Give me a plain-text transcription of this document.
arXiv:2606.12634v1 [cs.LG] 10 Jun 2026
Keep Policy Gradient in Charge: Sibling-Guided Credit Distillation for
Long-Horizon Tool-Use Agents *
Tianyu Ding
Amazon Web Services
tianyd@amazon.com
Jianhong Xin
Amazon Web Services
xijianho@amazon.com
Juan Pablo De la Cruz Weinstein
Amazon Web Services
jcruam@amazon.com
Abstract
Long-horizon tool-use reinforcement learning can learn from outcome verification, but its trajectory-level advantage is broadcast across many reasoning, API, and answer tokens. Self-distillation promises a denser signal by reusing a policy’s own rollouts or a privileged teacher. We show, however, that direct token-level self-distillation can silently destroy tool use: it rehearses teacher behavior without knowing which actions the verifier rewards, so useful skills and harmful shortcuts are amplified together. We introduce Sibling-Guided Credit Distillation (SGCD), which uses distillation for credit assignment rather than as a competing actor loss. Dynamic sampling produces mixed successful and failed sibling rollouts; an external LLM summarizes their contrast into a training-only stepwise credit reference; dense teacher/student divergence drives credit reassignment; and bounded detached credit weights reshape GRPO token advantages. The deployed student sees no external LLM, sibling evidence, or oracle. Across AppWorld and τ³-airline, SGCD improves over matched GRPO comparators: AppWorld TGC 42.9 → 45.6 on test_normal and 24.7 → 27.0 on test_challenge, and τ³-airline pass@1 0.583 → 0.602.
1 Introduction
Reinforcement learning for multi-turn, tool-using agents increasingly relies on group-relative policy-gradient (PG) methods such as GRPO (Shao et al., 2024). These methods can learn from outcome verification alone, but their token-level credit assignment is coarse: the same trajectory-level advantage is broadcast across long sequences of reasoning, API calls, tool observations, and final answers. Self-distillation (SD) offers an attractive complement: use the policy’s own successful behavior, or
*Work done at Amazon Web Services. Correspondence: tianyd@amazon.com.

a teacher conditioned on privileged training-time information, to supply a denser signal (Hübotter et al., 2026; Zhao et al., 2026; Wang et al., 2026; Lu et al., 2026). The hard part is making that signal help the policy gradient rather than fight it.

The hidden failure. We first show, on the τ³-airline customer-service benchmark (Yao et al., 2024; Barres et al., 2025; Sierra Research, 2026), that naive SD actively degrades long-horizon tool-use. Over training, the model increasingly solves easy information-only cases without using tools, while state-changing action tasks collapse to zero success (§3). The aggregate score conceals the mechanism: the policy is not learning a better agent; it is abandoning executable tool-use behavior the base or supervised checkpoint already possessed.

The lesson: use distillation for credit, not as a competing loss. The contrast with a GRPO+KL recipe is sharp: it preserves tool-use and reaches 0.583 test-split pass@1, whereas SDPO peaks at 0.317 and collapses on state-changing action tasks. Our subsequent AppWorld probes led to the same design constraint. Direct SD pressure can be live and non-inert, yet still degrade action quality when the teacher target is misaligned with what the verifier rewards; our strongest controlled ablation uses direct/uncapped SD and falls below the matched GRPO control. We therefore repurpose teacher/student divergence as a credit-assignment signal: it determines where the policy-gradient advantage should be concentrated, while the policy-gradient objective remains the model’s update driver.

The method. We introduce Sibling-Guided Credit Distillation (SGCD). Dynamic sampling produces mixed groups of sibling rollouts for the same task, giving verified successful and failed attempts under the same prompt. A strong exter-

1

════════════════════

* **Problem requirements**
Retype all of the material, keeping each line exact.

* **Solved problem**
Give me a plain-text transcription of this document.
arXiv:2606.12634v1 [cs.LG] 10 Jun 2026
Keep Policy Gradient in Charge: Sibling-Guided Credit Distillation for
Long-Horizon Tool-Use Agents *
Tianyu Ding
Amazon Web Services
tianyd@amazon.com
Jianhong Xin
Amazon Web Services
xijianho@amazon.com
Juan Pablo De la Cruz Weinstein
Amazon Web Services
jcruam@amazon.com
Abstract
Long-horizon tool-use reinforcement learning can learn from outcome verification, but its trajectory-level advantage is broadcast across many reasoning, API, and answer tokens. Self-distillation promises a denser signal by reusing a policy’s own rollouts or a privileged teacher. We show, however, that direct token-level self-distillation can silently destroy tool use: it rehearses teacher behavior without knowing which actions the verifier rewards, so useful skills and harmful shortcuts are amplified together. We introduce Sibling-Guided Credit Distillation (SGCD), which uses distillation for credit assignment rather than as a competing actor loss. Dynamic sampling produces mixed successful and failed sibling rollouts; an external LLM summarizes their contrast into a training-only stepwise credit reference; dense teacher/student divergence drives credit reassignment; and bounded detached credit weights reshape GRPO token advantages. The deployed student sees no external LLM, sibling evidence, or oracle. Across AppWorld and τ³-airline, SGCD improves over matched GRPO comparators: AppWorld TGC 42.9 → 45.6 on test_normal and 24.7 → 27.0 on test_challenge, and τ³-airline pass@1 0.583 → 0.602.
1 Introduction
Reinforcement learning for multi-turn, tool-using agents increasingly relies on group-relative policy-gradient (PG) methods such as GRPO (Shao et al., 2024). These methods can learn from outcome verification alone, but their token-level credit assignment is coarse: the same trajectory-level advantage is broadcast across long sequences of reasoning, API calls, tool observations, and final answers. Self-distillation (SD) offers an attractive complement: use the policy’s own successful behavior, or
*Work done at Amazon Web Services. Correspondence: tianyd@amazon.com.

a teacher conditioned on privileged training-time information, to supply a denser signal (Hübotter et al., 2026; Zhao et al., 2026; Wang et al., 2026; Lu et al., 2026). The hard part is making that signal help the policy gradient rather than fight it.

The hidden failure. We first show, on the τ³-airline customer-service benchmark (Yao et al., 2024; Barres et al., 2025; Sierra Research, 2026), that naive SD actively degrades long-horizon tool-use. Over training, the model increasingly solves easy information-only cases without using tools, while state-changing action tasks collapse to zero success (§3). The aggregate score conceals the mechanism: the policy is not learning a better agent; it is abandoning executable tool-use behavior the base or supervised checkpoint already possessed.

The lesson: use distillation for credit, not as a competing loss. The contrast with a GRPO+KL recipe is sharp: it preserves tool-use and reaches 0.583 test-split pass@1, whereas SDPO peaks at 0.317 and collapses on state-changing action tasks. Our subsequent AppWorld probes led to the same design constraint. Direct SD pressure can be live and non-inert, yet still degrade action quality when the teacher target is misaligned with what the verifier rewards; our strongest controlled ablation uses direct/uncapped SD and falls below the matched GRPO control. We therefore repurpose teacher/student divergence as a credit-assignment signal: it determines where the policy-gradient advantage should be concentrated, while the policy-gradient objective remains the model’s update driver.

The method. We introduce Sibling-Guided Credit Distillation (SGCD). Dynamic sampling produces mixed groups of sibling rollouts for the same task, giving verified successful and failed attempts under the same prompt. A strong exter-

1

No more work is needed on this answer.